▶ **Quoted text**:
════════════════════
But framed copies in two Kentucky courthouses went too far in endorsing religion, the court held. Those courthouse displays are unconstitutional, the justices said, because their religious content is overemphasized.

Not surprisingly, I agree with that one. It seems painfully obvious when you read exactly what they did:

As directed by the resolutions, the Counties expanded the displays of the Ten Commandments in their locations, presumably along with copies of the resolution, which instructed that it, too, be posted, id., at 9. In addition to the first display’s large framed copy of the edited King James version of the Commandments, the second included eight other documents in smaller frames, each either having a religious theme or excerpted to highlight a religious element. The documents were the “endowed by their Creator” passage from the Declaration of Independence; the Preamble to the Constitution of Kentucky; the national motto, “In God We Trust”; a page from the Congressional Record of February 2, 1983, proclaiming the Year of the Bible and including a statement of the Ten Commandments; a proclamation by President Abraham Lincoln designating April 30, 1863, a National Day of Prayer and Humiliation; an excerpt from President Lincoln’s “Reply to Loyal Colored People of Baltimore upon Presentation of a Bible,” reading that “”[t]he Bible is the best gift God has ever given to man””; a proclamation by President Reagan marking 1983 the Year of the Bible; and the Mayflower Compact.

Gee, I think we’re seeing a pattern.

Scalia lets loose on the decision and on Stevens’s dissent in the Texas case in his dissent. Some of it is plainly bizarre: he apparently failed to read Stevens’s citation for an argument he made (Stevens dissent in Van Orden, footnote 32) before attacking him and he attacks Stevens for making a nonsensical argument:

JUSTICE STEVENS also appeals to the undoubted fact that some in the founding generation thought that the Religion Clauses of the First Amendment should have a narrower meaning, protecting only the Christian religion or perhaps only Protestantism. See Van Orden, ante, at 20–22. I am at a loss to see how this helps his case, except by providing a cloud of obfuscating smoke. (Since most thought the Clause permitted government invocation of monotheism, and some others thought it permitted government invocation of Christianity, he proposes that it be construed not to permit any government invocation of religion at all.)

Oddly, Scalia seems to understand the point of his argument a bit later:

JUSTICE STEVENS argues that original meaning should not be the touchstone anyway, but that we should rather “expoun[d] the meaning of constitutional provisions with one eye towards our Nation’s history and the other fixed on its democratic aspirations.” Van Orden, ante, at 27–28 (dissenting opinion). This is not the place to debate the merits of the “living Constitution,” though I must observe that JUSTICE STEVENS’ quotation from McCulloch v. Maryland, 4 Wheat. 316, 407 (1819), refutes rather than supports that approach.
════════════════════
▶ **Listed entries**:

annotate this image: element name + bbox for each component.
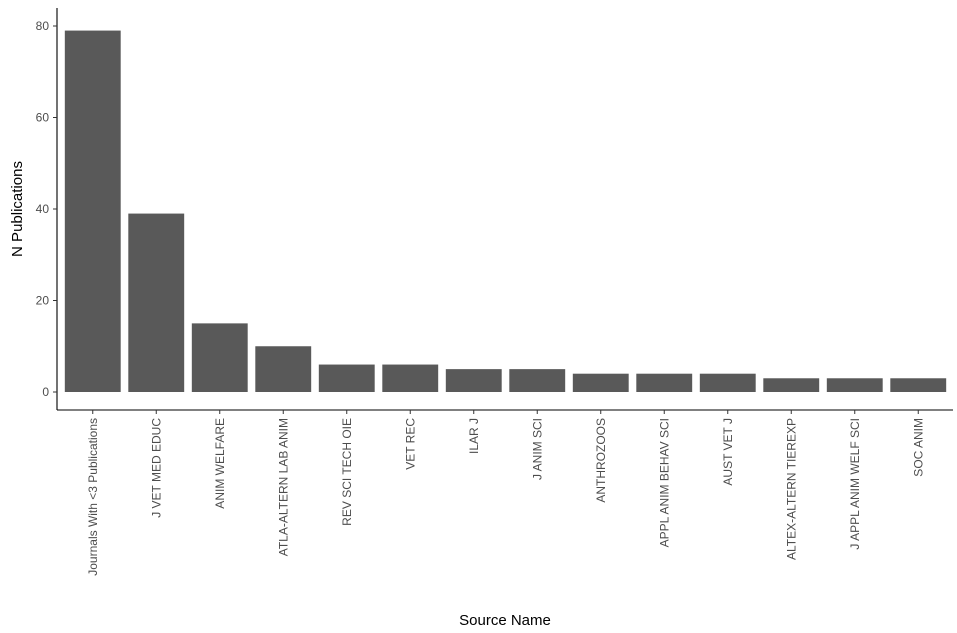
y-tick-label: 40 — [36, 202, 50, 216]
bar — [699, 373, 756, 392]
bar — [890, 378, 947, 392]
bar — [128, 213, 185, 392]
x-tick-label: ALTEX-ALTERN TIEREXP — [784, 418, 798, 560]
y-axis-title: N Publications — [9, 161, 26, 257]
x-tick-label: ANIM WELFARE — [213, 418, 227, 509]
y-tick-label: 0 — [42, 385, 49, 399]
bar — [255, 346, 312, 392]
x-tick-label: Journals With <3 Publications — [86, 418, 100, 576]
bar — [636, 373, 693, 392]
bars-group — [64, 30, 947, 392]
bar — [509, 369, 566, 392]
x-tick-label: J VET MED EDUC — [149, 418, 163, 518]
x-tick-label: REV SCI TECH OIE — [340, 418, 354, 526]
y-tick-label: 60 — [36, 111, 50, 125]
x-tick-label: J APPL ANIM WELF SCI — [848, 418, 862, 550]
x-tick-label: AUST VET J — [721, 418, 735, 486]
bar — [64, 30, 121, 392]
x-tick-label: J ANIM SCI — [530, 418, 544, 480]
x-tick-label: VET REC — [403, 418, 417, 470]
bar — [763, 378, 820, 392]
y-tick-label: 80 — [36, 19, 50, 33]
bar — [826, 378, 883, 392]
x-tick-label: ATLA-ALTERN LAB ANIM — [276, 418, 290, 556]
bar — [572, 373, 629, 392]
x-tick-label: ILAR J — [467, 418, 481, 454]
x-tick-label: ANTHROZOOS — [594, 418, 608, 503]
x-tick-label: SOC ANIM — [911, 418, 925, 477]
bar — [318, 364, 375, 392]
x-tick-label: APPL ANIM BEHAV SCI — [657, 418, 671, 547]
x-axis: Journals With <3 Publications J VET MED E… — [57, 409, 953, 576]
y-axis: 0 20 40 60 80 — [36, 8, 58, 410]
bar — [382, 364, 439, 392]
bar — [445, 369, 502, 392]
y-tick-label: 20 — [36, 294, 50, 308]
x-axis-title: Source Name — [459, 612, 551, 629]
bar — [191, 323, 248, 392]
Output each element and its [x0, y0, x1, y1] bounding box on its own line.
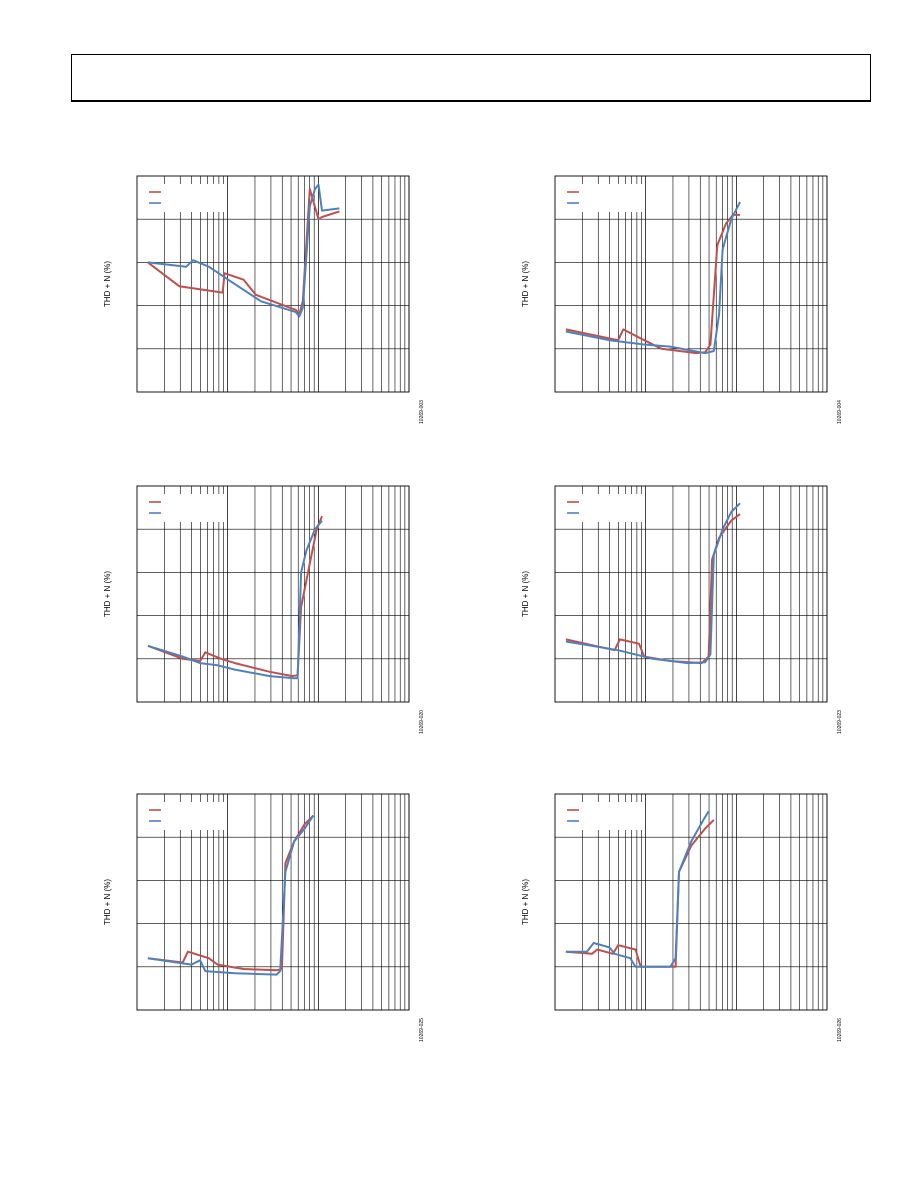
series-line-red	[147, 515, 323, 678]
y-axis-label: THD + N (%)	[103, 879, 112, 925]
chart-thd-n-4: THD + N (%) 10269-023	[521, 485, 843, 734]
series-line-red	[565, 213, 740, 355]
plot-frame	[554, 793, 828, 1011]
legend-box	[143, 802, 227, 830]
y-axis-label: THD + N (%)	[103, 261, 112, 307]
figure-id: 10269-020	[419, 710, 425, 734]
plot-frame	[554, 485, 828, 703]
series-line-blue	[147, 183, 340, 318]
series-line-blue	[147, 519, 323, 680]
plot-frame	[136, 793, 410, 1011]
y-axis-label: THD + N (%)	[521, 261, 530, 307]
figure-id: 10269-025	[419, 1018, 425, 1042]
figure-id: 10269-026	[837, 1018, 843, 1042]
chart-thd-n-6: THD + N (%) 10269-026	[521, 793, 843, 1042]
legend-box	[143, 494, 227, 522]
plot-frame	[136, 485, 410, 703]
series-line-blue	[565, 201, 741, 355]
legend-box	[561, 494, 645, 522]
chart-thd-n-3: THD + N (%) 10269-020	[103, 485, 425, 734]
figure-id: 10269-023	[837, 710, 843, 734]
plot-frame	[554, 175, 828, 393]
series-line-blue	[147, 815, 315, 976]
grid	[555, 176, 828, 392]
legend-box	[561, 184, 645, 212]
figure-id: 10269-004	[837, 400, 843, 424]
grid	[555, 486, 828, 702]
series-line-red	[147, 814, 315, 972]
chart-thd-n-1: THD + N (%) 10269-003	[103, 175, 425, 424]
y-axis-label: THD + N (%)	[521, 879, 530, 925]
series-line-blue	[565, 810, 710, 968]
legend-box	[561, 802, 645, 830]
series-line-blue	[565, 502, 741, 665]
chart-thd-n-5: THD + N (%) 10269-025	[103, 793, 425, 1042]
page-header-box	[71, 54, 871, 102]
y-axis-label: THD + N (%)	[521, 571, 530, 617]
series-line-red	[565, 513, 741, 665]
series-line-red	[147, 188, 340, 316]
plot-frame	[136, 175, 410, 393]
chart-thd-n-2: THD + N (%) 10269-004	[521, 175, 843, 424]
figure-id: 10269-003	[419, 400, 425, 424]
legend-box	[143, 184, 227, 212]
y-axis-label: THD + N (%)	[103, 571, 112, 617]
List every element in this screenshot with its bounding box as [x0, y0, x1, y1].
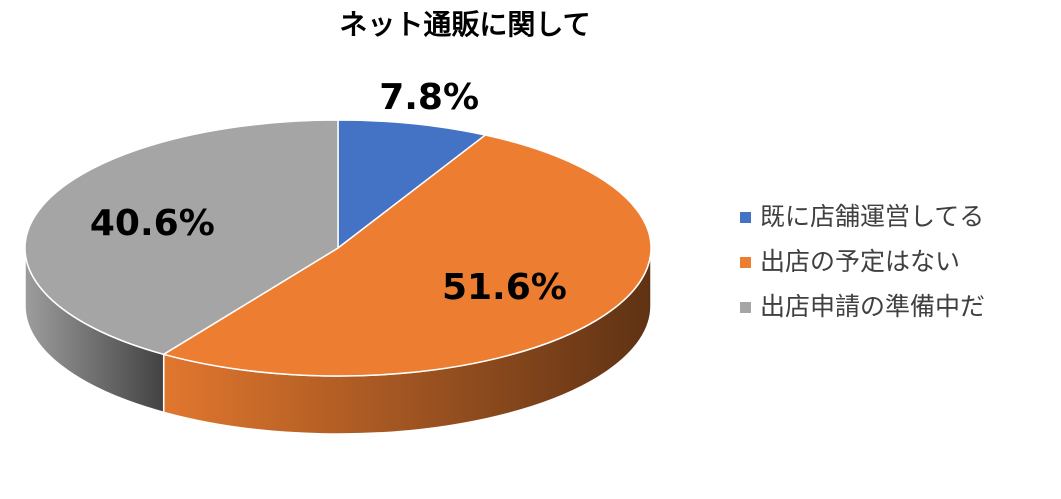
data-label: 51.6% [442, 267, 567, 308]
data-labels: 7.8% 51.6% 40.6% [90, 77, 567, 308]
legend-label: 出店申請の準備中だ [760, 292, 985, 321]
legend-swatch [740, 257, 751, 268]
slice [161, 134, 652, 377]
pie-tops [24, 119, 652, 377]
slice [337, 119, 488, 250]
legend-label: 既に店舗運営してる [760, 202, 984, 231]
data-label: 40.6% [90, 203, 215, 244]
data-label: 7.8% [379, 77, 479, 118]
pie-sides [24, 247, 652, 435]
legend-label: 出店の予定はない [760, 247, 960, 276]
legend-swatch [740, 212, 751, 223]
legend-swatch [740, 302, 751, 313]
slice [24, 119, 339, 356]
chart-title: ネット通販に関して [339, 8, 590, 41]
════════════════════
▶ **Set exercise 1**:
Answer these questions about the courthouse-displays text:
(a) How many other documents, in smaller frames, did the second display include?
(b) What date did Lincoln's proclamation designate as a National Day of Prayer and Humiliation?
(c) Where was the citation that Scalia apparently failed to read?
▶ **Set exercise 2**: Revise the records from the line containing "data-label: 51.6% [442, 267, 567, 308]" down through the end of the records, changing "legend-swatch" to "legend-marker" and leaving everything else unchanged. Return only those lines.

▶ **Task answer 1**:
(a) Eight.
(b) April 30, 1863.
(c) In Stevens's dissent in Van Orden, footnote 32.

▶ **Task answer 2**:
data-label: 51.6% [442, 267, 567, 308]
data-labels: 7.8% 51.6% 40.6% [90, 77, 567, 308]
legend-label: 出店申請の準備中だ [760, 292, 985, 321]
legend-marker [740, 257, 751, 268]
slice [161, 134, 652, 377]
pie-tops [24, 119, 652, 377]
slice [337, 119, 488, 250]
legend-label: 既に店舗運営してる [760, 202, 984, 231]
data-label: 40.6% [90, 203, 215, 244]
data-label: 7.8% [379, 77, 479, 118]
pie-sides [24, 247, 652, 435]
legend-label: 出店の予定はない [760, 247, 960, 276]
legend-marker [740, 212, 751, 223]
legend-marker [740, 302, 751, 313]
slice [24, 119, 339, 356]
chart-title: ネット通販に関して [339, 8, 590, 41]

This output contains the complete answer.